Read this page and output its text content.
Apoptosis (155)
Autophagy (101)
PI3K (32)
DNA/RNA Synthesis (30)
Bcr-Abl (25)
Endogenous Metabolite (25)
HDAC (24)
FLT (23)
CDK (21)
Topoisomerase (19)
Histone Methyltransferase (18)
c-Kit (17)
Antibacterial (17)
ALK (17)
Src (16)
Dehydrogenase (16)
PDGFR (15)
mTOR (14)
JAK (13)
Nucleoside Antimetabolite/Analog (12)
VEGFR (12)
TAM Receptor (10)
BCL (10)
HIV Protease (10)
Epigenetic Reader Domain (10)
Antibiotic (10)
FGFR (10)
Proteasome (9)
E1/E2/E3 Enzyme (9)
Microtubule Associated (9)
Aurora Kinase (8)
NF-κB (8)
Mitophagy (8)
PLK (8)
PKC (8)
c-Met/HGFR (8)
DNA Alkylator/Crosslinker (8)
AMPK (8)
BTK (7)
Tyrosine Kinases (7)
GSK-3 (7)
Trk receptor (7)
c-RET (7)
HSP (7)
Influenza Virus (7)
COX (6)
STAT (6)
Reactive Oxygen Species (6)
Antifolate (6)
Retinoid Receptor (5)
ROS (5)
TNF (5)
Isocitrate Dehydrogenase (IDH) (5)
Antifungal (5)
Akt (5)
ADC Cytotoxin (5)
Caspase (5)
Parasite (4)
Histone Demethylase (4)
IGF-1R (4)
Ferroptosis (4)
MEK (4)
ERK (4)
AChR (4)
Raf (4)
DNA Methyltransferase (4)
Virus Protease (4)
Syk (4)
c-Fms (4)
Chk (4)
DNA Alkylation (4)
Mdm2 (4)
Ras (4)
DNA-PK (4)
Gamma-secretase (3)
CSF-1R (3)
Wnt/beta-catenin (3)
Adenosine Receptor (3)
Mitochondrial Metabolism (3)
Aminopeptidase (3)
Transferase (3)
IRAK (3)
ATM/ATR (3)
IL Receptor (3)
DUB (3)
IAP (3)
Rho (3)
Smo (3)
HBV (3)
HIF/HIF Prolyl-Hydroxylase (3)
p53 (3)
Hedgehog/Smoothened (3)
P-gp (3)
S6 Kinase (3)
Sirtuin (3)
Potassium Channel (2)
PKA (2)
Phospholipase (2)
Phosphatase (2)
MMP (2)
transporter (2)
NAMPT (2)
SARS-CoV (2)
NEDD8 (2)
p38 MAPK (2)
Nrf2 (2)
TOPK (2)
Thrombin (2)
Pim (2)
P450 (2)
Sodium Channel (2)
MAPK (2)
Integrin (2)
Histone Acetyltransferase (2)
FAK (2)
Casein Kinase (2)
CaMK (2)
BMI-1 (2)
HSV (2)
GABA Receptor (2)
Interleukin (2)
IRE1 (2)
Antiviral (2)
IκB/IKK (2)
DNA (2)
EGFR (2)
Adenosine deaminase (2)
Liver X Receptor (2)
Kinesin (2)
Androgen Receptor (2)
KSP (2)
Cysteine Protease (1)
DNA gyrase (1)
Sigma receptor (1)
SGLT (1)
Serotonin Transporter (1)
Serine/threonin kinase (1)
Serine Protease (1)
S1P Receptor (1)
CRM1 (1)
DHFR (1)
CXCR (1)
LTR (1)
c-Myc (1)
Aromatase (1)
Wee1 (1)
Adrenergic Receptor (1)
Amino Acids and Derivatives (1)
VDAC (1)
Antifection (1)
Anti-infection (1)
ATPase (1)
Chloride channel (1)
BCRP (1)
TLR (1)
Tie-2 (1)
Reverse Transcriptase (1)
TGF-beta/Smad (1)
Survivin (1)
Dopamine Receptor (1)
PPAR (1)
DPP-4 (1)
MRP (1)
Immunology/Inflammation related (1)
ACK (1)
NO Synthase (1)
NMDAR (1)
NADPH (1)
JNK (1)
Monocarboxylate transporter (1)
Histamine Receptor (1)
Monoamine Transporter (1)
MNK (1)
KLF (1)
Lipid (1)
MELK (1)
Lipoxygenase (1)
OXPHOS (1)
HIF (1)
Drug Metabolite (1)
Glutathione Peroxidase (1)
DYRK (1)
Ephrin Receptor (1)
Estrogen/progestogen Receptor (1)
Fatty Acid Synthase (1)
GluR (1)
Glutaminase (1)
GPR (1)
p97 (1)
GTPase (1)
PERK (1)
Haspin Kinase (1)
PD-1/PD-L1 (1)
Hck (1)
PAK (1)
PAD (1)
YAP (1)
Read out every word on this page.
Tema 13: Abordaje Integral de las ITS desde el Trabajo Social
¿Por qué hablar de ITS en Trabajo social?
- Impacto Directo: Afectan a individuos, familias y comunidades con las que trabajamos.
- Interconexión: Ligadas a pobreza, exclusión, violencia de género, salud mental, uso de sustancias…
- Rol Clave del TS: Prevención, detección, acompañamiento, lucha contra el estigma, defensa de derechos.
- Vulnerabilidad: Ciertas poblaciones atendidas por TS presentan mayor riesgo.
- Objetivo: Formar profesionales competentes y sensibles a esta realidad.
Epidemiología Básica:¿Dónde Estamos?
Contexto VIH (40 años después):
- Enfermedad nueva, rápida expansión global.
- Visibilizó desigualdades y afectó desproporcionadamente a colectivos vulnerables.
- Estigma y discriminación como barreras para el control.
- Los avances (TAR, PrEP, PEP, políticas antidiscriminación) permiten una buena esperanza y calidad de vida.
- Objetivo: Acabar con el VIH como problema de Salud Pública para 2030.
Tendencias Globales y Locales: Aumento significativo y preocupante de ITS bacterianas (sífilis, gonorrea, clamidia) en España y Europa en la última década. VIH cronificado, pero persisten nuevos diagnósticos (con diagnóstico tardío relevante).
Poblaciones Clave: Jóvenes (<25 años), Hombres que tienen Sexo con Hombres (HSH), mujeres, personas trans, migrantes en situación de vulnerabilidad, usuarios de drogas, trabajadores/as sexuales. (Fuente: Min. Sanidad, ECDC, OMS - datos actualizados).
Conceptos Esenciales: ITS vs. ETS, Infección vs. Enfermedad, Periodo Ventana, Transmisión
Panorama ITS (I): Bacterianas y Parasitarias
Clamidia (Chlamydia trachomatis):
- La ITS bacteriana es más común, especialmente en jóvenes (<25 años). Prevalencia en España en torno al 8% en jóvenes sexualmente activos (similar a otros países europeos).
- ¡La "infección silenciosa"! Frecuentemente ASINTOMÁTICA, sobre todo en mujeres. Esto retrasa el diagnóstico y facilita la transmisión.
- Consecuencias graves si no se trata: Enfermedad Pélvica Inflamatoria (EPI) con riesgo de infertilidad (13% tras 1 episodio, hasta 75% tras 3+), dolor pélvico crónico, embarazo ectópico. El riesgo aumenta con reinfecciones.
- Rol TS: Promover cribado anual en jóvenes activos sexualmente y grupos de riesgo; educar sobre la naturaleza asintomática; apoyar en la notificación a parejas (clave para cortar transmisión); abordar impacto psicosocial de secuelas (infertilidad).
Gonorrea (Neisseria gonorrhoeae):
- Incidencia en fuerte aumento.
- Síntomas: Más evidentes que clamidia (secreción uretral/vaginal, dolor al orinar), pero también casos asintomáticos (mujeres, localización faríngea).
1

How to complete this task - Count the lines above in which the word "dolor" appears, then state only that count.

Task answer - 2